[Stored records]

[start]

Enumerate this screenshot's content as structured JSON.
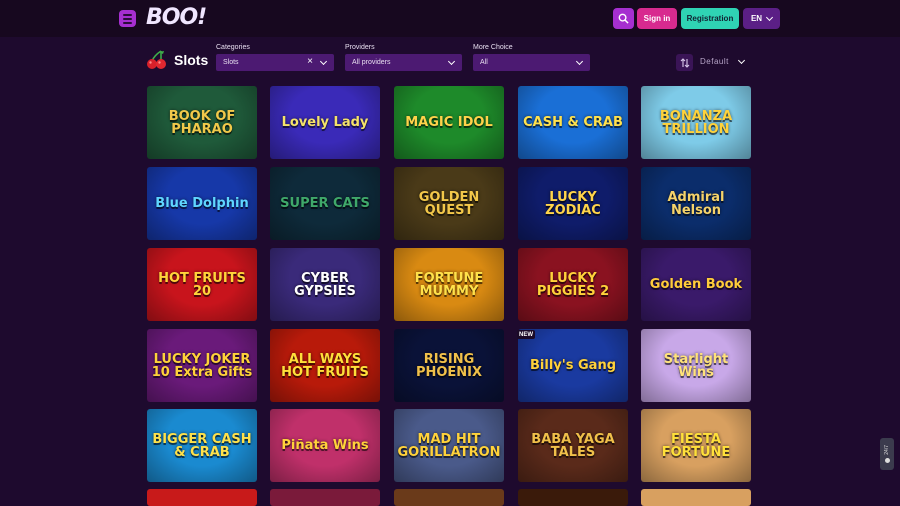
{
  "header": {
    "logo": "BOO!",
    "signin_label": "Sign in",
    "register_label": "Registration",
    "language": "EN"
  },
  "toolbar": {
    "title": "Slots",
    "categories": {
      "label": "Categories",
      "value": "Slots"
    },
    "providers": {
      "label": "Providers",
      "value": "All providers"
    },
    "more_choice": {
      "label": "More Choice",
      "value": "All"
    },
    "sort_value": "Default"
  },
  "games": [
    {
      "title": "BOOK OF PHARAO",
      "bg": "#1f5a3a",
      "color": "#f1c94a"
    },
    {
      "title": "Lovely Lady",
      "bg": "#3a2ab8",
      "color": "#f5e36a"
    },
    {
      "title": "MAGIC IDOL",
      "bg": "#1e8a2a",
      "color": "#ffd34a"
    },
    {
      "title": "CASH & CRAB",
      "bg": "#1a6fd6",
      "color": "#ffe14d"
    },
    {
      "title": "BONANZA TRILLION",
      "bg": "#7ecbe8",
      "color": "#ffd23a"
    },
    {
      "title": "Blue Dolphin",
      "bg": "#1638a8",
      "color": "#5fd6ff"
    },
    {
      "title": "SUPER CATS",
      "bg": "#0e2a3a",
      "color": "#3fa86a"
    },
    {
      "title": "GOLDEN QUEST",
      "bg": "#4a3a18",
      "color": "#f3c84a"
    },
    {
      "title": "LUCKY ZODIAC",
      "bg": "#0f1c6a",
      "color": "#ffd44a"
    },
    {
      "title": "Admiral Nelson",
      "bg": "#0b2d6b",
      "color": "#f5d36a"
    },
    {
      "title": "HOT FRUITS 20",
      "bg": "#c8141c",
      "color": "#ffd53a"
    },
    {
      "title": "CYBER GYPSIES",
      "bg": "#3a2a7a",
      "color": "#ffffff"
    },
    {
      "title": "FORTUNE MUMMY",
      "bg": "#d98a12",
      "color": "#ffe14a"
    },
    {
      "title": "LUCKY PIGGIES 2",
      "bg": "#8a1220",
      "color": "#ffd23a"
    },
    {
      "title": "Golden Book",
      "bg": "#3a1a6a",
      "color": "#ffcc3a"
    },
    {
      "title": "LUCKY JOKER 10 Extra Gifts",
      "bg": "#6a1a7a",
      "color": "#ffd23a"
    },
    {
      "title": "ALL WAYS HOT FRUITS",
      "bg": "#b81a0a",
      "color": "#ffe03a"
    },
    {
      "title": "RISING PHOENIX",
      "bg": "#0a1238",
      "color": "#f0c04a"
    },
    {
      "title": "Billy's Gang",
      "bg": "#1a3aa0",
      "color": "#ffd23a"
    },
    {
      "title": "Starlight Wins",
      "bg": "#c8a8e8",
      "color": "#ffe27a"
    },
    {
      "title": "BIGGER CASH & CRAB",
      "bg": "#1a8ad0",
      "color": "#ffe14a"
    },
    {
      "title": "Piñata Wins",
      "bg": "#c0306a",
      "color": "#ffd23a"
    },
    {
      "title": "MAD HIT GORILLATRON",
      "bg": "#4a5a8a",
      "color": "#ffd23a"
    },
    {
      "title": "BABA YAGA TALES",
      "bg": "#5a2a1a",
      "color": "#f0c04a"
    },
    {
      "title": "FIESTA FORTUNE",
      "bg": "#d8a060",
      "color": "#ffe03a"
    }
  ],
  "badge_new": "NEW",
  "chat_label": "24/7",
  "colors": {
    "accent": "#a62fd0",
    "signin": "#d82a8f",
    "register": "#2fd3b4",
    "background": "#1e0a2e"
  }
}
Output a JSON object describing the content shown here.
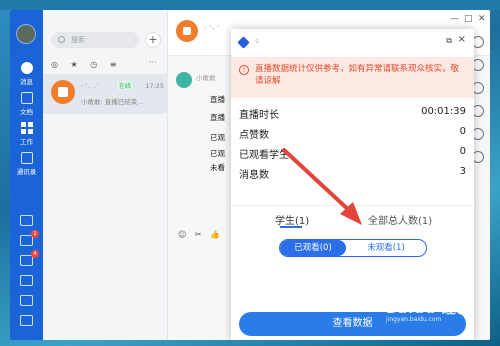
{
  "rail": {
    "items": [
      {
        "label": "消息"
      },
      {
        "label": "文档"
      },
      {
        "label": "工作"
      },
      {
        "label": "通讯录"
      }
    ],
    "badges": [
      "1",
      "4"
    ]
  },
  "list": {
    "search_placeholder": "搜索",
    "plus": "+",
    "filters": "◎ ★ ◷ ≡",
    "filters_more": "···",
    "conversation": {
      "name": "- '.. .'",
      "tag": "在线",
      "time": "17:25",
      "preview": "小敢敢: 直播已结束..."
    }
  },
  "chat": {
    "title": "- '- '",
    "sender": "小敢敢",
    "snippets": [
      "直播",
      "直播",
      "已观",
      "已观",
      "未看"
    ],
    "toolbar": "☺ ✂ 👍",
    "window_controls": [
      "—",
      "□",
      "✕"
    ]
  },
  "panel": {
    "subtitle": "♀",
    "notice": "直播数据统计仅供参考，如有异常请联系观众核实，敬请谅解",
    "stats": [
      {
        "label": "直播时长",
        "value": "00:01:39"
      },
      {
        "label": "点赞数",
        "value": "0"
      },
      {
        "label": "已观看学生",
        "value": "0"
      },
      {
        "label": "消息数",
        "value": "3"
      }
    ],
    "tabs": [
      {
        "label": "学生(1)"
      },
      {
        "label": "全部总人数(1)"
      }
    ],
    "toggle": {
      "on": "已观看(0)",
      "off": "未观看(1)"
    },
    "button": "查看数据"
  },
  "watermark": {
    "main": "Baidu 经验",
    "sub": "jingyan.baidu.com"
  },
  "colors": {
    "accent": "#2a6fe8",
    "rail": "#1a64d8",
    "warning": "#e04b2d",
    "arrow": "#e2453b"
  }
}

[end]

Set task: Using the records above, list each line that includes "FRUITS".

Solution:
      "title": "HOT FRUITS 20",
      "title": "ALL WAYS HOT FRUITS",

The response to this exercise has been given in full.